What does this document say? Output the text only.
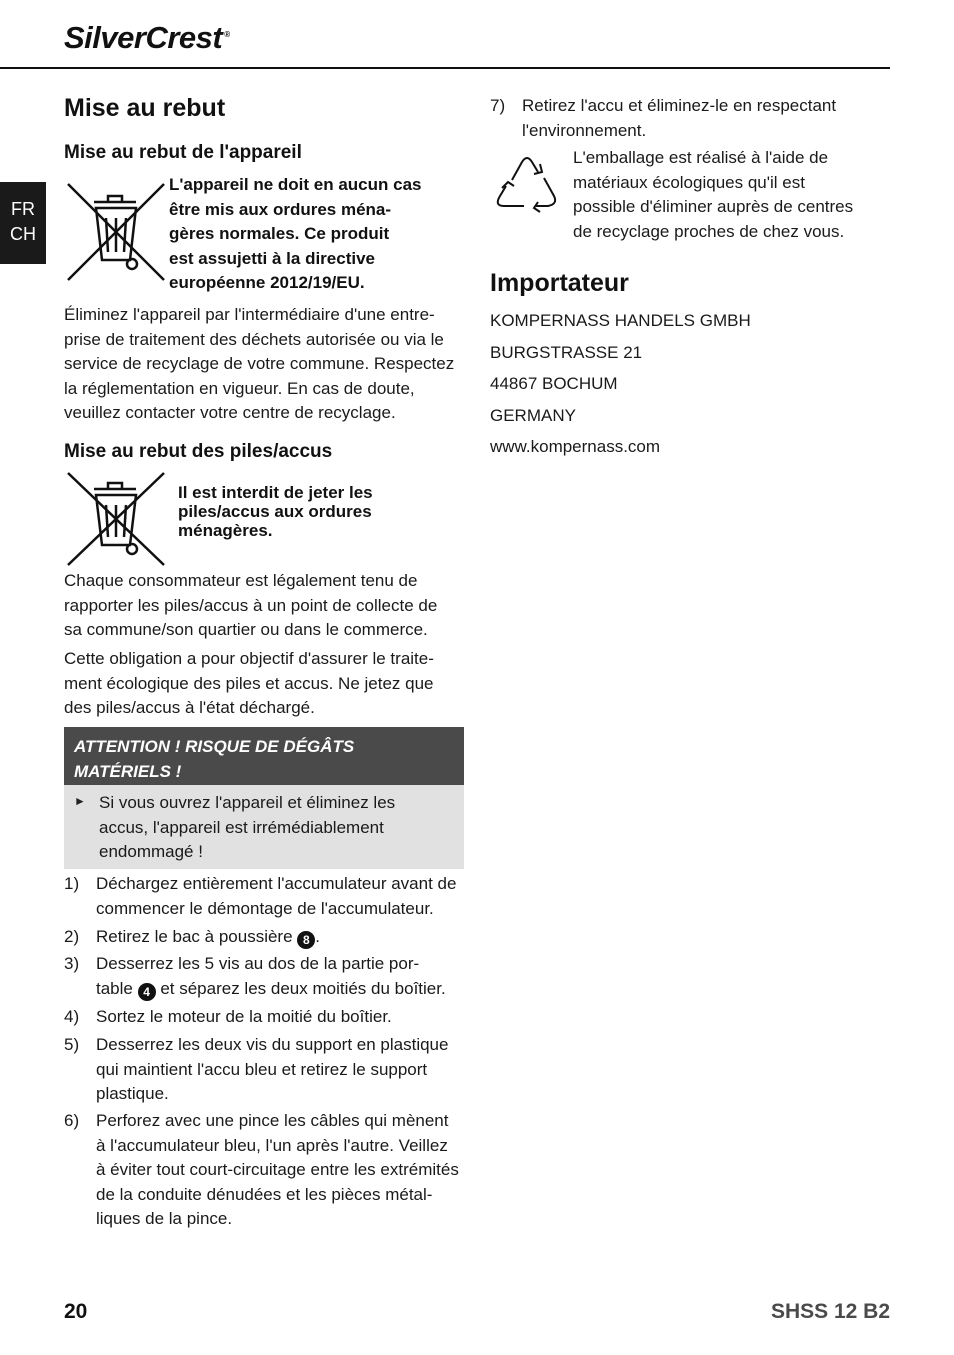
SilverCrest ®
FR
CH
Mise au rebut
Mise au rebut de l'appareil
L'appareil ne doit en aucun cas
être mis aux ordures ména-
gères normales. Ce produit
est assujetti à la directive
européenne 2012/19/EU.
Éliminez l'appareil par l'intermédiaire d'une entre-
prise de traitement des déchets autorisée ou via le
service de recyclage de votre commune. Respectez
la réglementation en vigueur. En cas de doute,
veuillez contacter votre centre de recyclage.
Mise au rebut des piles/accus
Il est interdit de jeter les
piles/accus aux ordures
ménagères.
Chaque consommateur est légalement tenu de
rapporter les piles/accus à un point de collecte de
sa commune/son quartier ou dans le commerce.
Cette obligation a pour objectif d'assurer le traite-
ment écologique des piles et accus. Ne jetez que
des piles/accus à l'état déchargé.
ATTENTION ! RISQUE DE DÉGÂTS
MATÉRIELS !
► Si vous ouvrez l'appareil et éliminez les
accus, l'appareil est irrémédiablement
endommagé !
1) Déchargez entièrement l'accumulateur avant de
commencer le démontage de l'accumulateur.
2) Retirez le bac à poussière 8 .
3) Desserrez les 5 vis au dos de la partie por-
table 4 et séparez les deux moitiés du boîtier.
4) Sortez le moteur de la moitié du boîtier.
5) Desserrez les deux vis du support en plastique
qui maintient l'accu bleu et retirez le support
plastique.
6) Perforez avec une pince les câbles qui mènent
à l'accumulateur bleu, l'un après l'autre. Veillez
à éviter tout court-circuitage entre les extrémités
de la conduite dénudées et les pièces métal-
liques de la pince.
7) Retirez l'accu et éliminez-le en respectant
l'environnement.
L'emballage est réalisé à l'aide de
matériaux écologiques qu'il est
possible d'éliminer auprès de centres
de recyclage proches de chez vous.
Importateur
KOMPERNASS HANDELS GMBH
BURGSTRASSE 21
44867 BOCHUM
GERMANY
www.kompernass.com
20	SHSS 12 B2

++++++++

Goal: Take every line that includes the string "Desserrez" and copy it.

Written answer:
3) Desserrez les 5 vis au dos de la partie por-
5) Desserrez les deux vis du support en plastique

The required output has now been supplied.